-- Aim of the task --
Reproduce the listing word for word, leaving every picture behind.

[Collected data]
-- BEGIN --

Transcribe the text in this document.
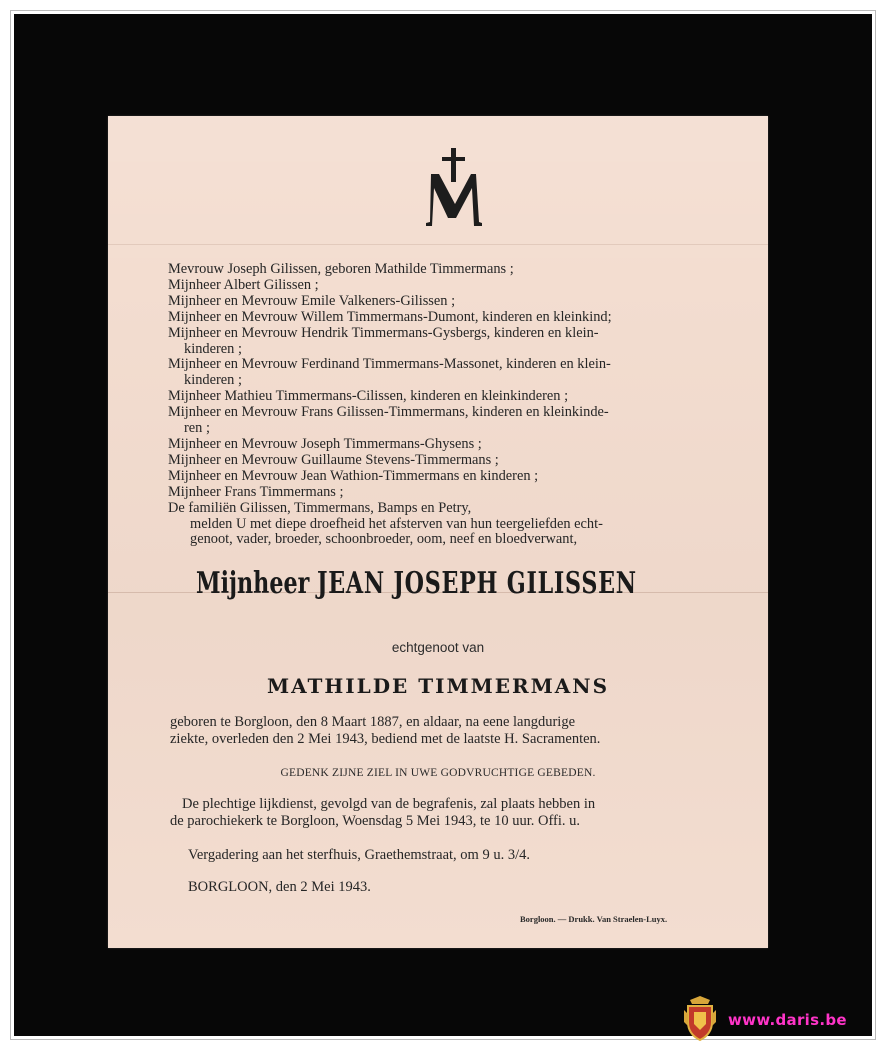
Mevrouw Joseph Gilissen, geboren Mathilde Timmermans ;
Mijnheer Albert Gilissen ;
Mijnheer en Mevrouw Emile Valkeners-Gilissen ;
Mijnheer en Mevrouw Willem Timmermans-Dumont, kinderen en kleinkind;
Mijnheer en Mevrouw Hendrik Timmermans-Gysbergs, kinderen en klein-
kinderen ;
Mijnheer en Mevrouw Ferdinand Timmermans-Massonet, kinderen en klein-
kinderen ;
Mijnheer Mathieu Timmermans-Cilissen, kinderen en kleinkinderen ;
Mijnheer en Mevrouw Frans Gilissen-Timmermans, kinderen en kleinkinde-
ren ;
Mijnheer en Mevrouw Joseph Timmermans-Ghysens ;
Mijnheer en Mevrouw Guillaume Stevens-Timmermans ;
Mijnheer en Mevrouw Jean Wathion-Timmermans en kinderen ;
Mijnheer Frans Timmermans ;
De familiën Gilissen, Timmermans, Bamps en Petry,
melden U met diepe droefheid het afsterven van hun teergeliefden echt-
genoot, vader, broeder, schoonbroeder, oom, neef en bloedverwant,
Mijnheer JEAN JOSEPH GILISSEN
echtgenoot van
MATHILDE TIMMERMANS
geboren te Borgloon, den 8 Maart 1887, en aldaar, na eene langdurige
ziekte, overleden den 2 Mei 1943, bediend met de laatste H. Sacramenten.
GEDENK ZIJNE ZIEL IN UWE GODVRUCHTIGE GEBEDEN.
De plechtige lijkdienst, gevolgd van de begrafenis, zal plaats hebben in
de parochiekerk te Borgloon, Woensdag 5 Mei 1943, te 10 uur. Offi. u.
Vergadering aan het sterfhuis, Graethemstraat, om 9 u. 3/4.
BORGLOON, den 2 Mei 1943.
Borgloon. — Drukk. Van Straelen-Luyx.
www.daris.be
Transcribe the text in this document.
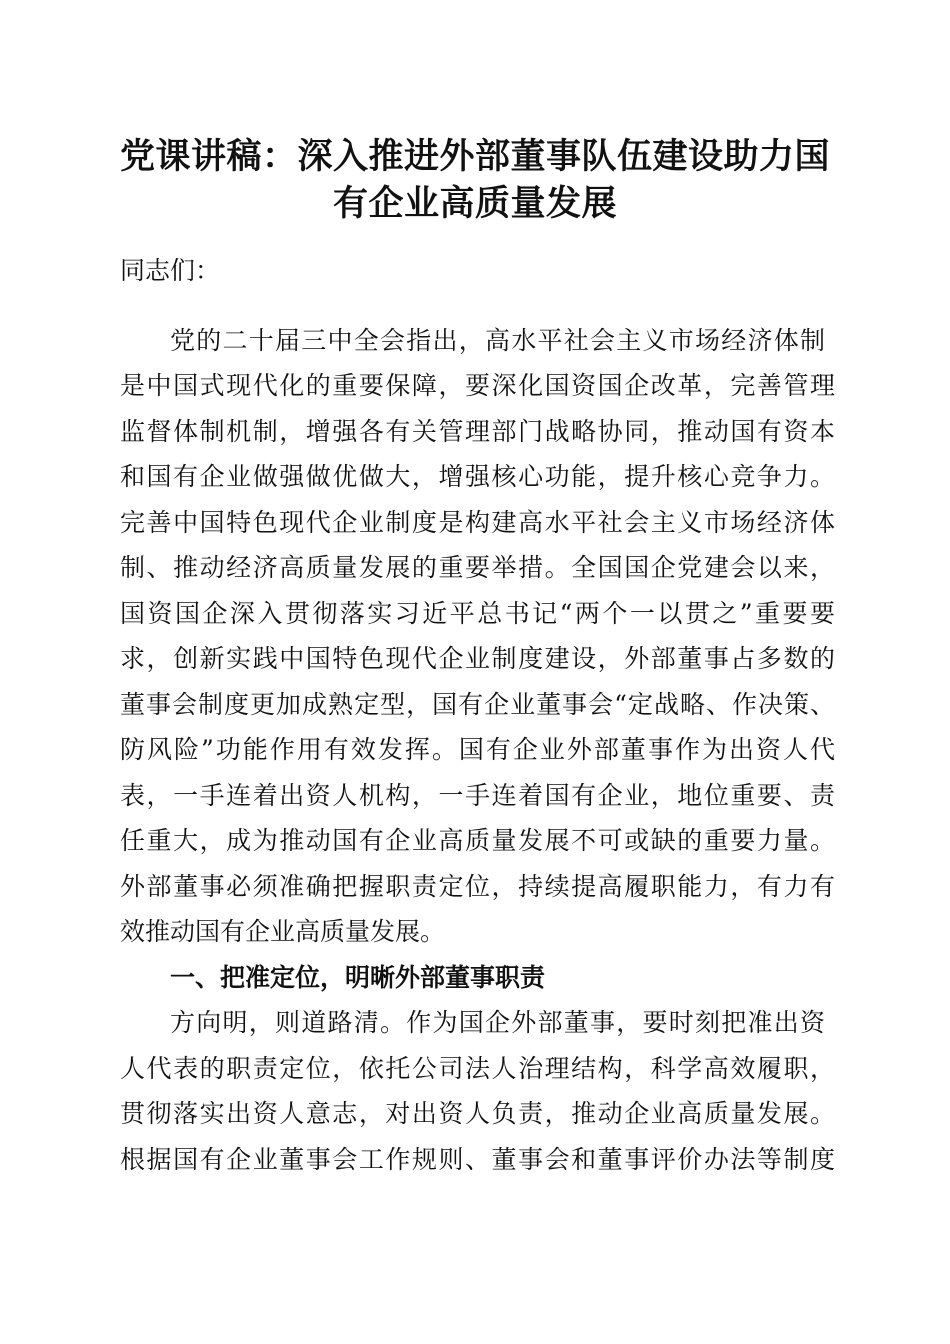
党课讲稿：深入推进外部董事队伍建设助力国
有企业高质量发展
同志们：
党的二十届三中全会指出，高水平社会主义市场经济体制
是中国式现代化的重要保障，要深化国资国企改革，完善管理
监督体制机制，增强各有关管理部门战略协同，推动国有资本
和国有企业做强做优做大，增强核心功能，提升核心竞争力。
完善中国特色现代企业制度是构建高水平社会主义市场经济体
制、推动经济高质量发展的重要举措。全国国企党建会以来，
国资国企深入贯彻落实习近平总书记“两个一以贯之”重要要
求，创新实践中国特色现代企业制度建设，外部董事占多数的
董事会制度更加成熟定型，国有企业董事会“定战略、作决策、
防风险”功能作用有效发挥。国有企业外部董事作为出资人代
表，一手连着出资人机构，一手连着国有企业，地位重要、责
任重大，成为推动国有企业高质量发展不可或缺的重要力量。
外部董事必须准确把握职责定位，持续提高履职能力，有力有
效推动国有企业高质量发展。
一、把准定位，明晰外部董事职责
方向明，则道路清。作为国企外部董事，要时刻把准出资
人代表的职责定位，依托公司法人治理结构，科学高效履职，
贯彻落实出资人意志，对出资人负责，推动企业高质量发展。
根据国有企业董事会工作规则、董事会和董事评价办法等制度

-- END --

-- Result of the task --
Transcribe the text in this document.
Mevrouw Joseph Gilissen, geboren Mathilde Timmermans ;
Mijnheer Albert Gilissen ;
Mijnheer en Mevrouw Emile Valkeners-Gilissen ;
Mijnheer en Mevrouw Willem Timmermans-Dumont, kinderen en kleinkind;
Mijnheer en Mevrouw Hendrik Timmermans-Gysbergs, kinderen en klein-
kinderen ;
Mijnheer en Mevrouw Ferdinand Timmermans-Massonet, kinderen en klein-
kinderen ;
Mijnheer Mathieu Timmermans-Cilissen, kinderen en kleinkinderen ;
Mijnheer en Mevrouw Frans Gilissen-Timmermans, kinderen en kleinkinde-
ren ;
Mijnheer en Mevrouw Joseph Timmermans-Ghysens ;
Mijnheer en Mevrouw Guillaume Stevens-Timmermans ;
Mijnheer en Mevrouw Jean Wathion-Timmermans en kinderen ;
Mijnheer Frans Timmermans ;
De familiën Gilissen, Timmermans, Bamps en Petry,
melden U met diepe droefheid het afsterven van hun teergeliefden echt-
genoot, vader, broeder, schoonbroeder, oom, neef en bloedverwant,
Mijnheer JEAN JOSEPH GILISSEN
echtgenoot van
MATHILDE TIMMERMANS
geboren te Borgloon, den 8 Maart 1887, en aldaar, na eene langdurige
ziekte, overleden den 2 Mei 1943, bediend met de laatste H. Sacramenten.
GEDENK ZIJNE ZIEL IN UWE GODVRUCHTIGE GEBEDEN.
De plechtige lijkdienst, gevolgd van de begrafenis, zal plaats hebben in
de parochiekerk te Borgloon, Woensdag 5 Mei 1943, te 10 uur. Offi. u.
Vergadering aan het sterfhuis, Graethemstraat, om 9 u. 3/4.
BORGLOON, den 2 Mei 1943.
Borgloon. — Drukk. Van Straelen-Luyx.
www.daris.be
Transcribe the text in this document.
党课讲稿：深入推进外部董事队伍建设助力国
有企业高质量发展
同志们：
党的二十届三中全会指出，高水平社会主义市场经济体制
是中国式现代化的重要保障，要深化国资国企改革，完善管理
监督体制机制，增强各有关管理部门战略协同，推动国有资本
和国有企业做强做优做大，增强核心功能，提升核心竞争力。
完善中国特色现代企业制度是构建高水平社会主义市场经济体
制、推动经济高质量发展的重要举措。全国国企党建会以来，
国资国企深入贯彻落实习近平总书记“两个一以贯之”重要要
求，创新实践中国特色现代企业制度建设，外部董事占多数的
董事会制度更加成熟定型，国有企业董事会“定战略、作决策、
防风险”功能作用有效发挥。国有企业外部董事作为出资人代
表，一手连着出资人机构，一手连着国有企业，地位重要、责
任重大，成为推动国有企业高质量发展不可或缺的重要力量。
外部董事必须准确把握职责定位，持续提高履职能力，有力有
效推动国有企业高质量发展。
一、把准定位，明晰外部董事职责
方向明，则道路清。作为国企外部董事，要时刻把准出资
人代表的职责定位，依托公司法人治理结构，科学高效履职，
贯彻落实出资人意志，对出资人负责，推动企业高质量发展。
根据国有企业董事会工作规则、董事会和董事评价办法等制度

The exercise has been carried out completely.